## Figure contents as structured data

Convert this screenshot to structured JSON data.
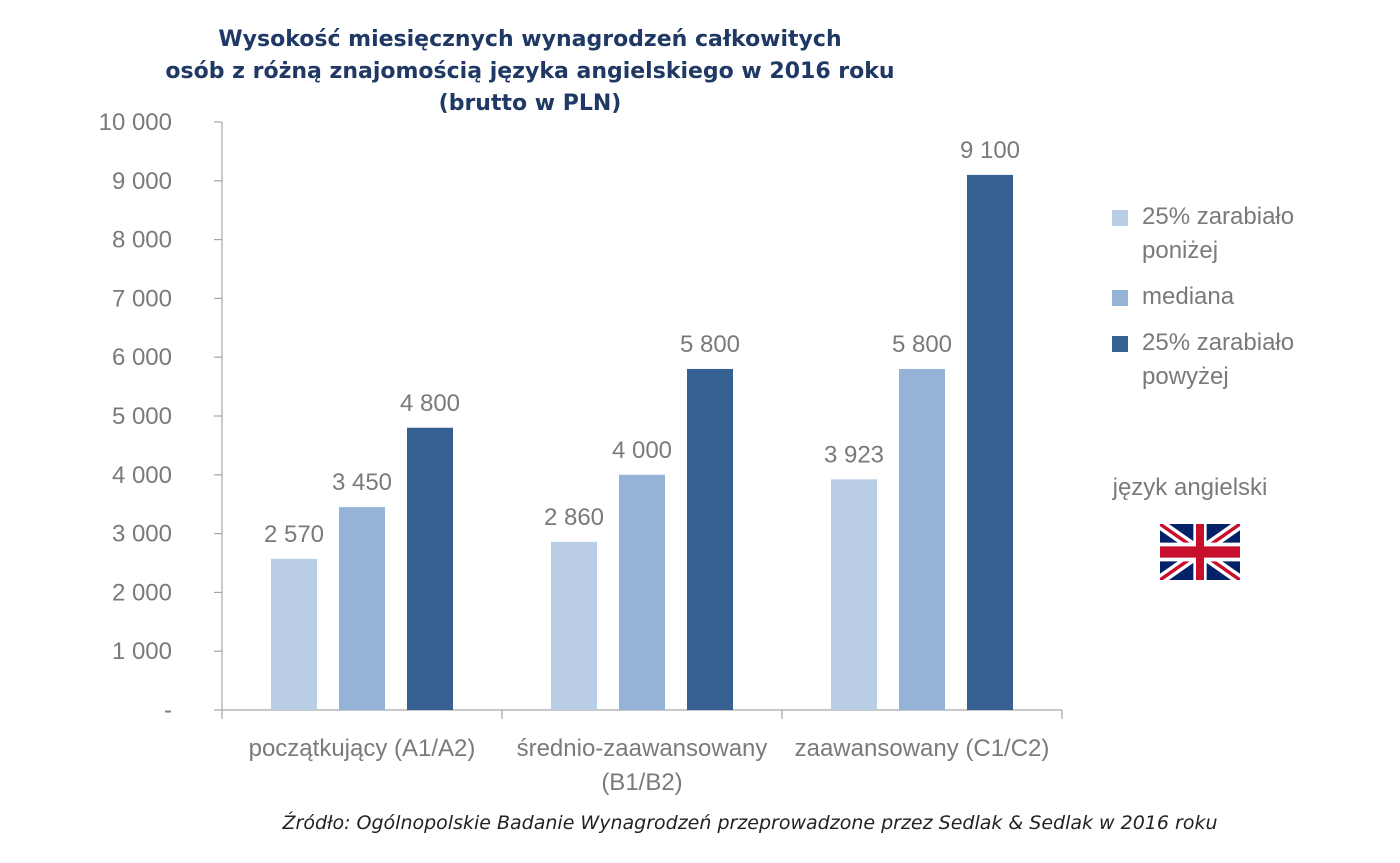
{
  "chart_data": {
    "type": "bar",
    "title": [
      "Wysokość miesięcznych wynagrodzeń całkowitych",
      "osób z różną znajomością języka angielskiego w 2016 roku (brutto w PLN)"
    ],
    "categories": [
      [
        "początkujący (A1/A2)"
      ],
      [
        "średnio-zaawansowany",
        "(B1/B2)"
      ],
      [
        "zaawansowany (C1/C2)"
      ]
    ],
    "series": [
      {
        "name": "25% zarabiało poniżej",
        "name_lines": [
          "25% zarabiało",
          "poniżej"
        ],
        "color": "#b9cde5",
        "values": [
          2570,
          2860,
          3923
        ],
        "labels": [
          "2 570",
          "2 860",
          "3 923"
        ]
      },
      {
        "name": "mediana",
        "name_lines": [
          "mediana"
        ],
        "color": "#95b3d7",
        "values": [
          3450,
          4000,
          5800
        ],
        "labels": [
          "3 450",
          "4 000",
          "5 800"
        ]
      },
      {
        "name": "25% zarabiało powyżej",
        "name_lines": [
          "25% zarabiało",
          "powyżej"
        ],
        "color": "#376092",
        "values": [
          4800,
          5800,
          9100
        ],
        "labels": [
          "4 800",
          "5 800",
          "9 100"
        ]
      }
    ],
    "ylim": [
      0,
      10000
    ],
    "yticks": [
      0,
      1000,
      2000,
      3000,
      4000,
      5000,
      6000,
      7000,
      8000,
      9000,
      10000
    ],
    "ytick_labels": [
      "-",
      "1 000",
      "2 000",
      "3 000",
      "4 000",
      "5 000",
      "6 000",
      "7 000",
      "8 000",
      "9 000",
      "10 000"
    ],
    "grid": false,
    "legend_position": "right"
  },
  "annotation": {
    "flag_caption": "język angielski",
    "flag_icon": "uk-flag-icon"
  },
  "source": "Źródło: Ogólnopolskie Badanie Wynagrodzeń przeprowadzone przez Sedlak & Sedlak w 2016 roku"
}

--

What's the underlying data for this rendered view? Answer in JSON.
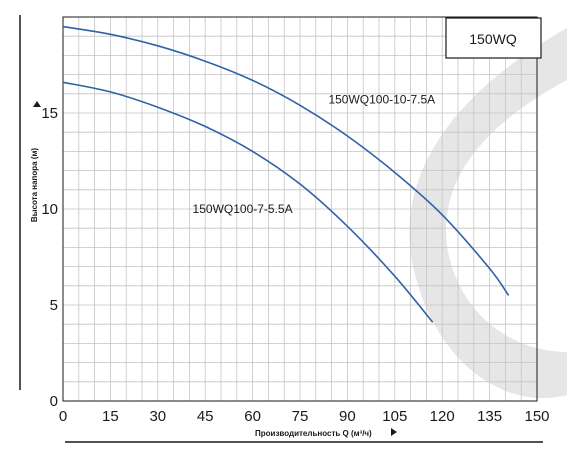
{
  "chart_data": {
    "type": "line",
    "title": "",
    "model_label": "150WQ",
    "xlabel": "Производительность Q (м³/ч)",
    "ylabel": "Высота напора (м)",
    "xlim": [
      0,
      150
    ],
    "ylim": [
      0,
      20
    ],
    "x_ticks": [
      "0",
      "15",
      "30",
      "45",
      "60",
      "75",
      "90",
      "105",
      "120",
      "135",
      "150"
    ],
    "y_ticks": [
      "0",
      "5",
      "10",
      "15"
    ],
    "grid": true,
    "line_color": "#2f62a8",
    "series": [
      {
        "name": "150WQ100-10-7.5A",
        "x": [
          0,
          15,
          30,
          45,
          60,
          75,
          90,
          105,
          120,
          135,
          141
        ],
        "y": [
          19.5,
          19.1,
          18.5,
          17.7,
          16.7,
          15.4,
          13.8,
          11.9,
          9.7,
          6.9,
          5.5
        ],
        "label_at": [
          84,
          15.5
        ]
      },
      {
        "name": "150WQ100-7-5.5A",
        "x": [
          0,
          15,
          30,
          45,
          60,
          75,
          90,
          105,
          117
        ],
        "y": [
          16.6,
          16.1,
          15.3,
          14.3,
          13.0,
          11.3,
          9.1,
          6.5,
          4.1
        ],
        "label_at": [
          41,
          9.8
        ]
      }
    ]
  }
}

## WRITTEN INSTRUCTION
Isolate the lines that hold the word "roku" and copy all of them.

## EXERCISE RESULT
      "osób z różną znajomością języka angielskiego w 2016 roku (brutto w PLN)"
  "source": "Źródło: Ogólnopolskie Badanie Wynagrodzeń przeprowadzone przez Sedlak & Sedlak w 2016 roku"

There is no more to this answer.